** START INPUT FOR THIS TASK **

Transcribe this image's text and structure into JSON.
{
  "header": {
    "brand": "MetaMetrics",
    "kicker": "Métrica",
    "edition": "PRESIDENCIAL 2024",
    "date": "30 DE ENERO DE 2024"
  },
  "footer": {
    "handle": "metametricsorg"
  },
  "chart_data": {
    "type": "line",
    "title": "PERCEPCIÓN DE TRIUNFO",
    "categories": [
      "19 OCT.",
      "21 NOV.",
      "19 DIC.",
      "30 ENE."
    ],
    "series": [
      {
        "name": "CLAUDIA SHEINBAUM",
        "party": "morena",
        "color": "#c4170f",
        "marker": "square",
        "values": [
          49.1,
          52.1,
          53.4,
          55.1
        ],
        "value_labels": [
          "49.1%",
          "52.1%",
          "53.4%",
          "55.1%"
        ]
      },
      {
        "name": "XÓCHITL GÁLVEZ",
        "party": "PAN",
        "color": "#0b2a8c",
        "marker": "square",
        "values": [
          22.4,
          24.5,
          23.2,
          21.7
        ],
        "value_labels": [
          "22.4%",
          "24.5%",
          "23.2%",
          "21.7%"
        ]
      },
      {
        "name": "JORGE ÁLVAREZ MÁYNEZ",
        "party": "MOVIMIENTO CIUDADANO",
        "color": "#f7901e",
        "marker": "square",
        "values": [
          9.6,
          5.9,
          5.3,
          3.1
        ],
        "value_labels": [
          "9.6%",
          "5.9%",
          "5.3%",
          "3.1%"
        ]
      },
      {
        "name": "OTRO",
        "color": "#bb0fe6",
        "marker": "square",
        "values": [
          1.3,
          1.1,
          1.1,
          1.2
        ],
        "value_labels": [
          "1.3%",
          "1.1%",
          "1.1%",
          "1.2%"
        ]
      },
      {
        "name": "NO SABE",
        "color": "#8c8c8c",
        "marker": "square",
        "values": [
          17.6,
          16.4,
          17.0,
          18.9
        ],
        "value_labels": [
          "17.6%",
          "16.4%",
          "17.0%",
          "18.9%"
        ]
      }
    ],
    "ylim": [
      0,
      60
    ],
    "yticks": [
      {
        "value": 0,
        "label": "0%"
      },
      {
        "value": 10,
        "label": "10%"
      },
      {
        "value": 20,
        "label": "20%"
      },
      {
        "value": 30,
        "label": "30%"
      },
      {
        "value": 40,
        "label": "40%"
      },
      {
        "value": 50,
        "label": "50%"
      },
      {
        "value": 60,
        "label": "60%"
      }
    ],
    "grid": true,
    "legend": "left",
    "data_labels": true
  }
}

** END INPUT FOR THIS TASK **

TASK DETAILS: Copy every record exactly, with nothing added or dropped.

RESPONSE:
Transcribe this image's text and structure into JSON.
{
  "header": {
    "brand": "MetaMetrics",
    "kicker": "Métrica",
    "edition": "PRESIDENCIAL 2024",
    "date": "30 DE ENERO DE 2024"
  },
  "footer": {
    "handle": "metametricsorg"
  },
  "chart_data": {
    "type": "line",
    "title": "PERCEPCIÓN DE TRIUNFO",
    "categories": [
      "19 OCT.",
      "21 NOV.",
      "19 DIC.",
      "30 ENE."
    ],
    "series": [
      {
        "name": "CLAUDIA SHEINBAUM",
        "party": "morena",
        "color": "#c4170f",
        "marker": "square",
        "values": [
          49.1,
          52.1,
          53.4,
          55.1
        ],
        "value_labels": [
          "49.1%",
          "52.1%",
          "53.4%",
          "55.1%"
        ]
      },
      {
        "name": "XÓCHITL GÁLVEZ",
        "party": "PAN",
        "color": "#0b2a8c",
        "marker": "square",
        "values": [
          22.4,
          24.5,
          23.2,
          21.7
        ],
        "value_labels": [
          "22.4%",
          "24.5%",
          "23.2%",
          "21.7%"
        ]
      },
      {
        "name": "JORGE ÁLVAREZ MÁYNEZ",
        "party": "MOVIMIENTO CIUDADANO",
        "color": "#f7901e",
        "marker": "square",
        "values": [
          9.6,
          5.9,
          5.3,
          3.1
        ],
        "value_labels": [
          "9.6%",
          "5.9%",
          "5.3%",
          "3.1%"
        ]
      },
      {
        "name": "OTRO",
        "color": "#bb0fe6",
        "marker": "square",
        "values": [
          1.3,
          1.1,
          1.1,
          1.2
        ],
        "value_labels": [
          "1.3%",
          "1.1%",
          "1.1%",
          "1.2%"
        ]
      },
      {
        "name": "NO SABE",
        "color": "#8c8c8c",
        "marker": "square",
        "values": [
          17.6,
          16.4,
          17.0,
          18.9
        ],
        "value_labels": [
          "17.6%",
          "16.4%",
          "17.0%",
          "18.9%"
        ]
      }
    ],
    "ylim": [
      0,
      60
    ],
    "yticks": [
      {
        "value": 0,
        "label": "0%"
      },
      {
        "value": 10,
        "label": "10%"
      },
      {
        "value": 20,
        "label": "20%"
      },
      {
        "value": 30,
        "label": "30%"
      },
      {
        "value": 40,
        "label": "40%"
      },
      {
        "value": 50,
        "label": "50%"
      },
      {
        "value": 60,
        "label": "60%"
      }
    ],
    "grid": true,
    "legend": "left",
    "data_labels": true
  }
}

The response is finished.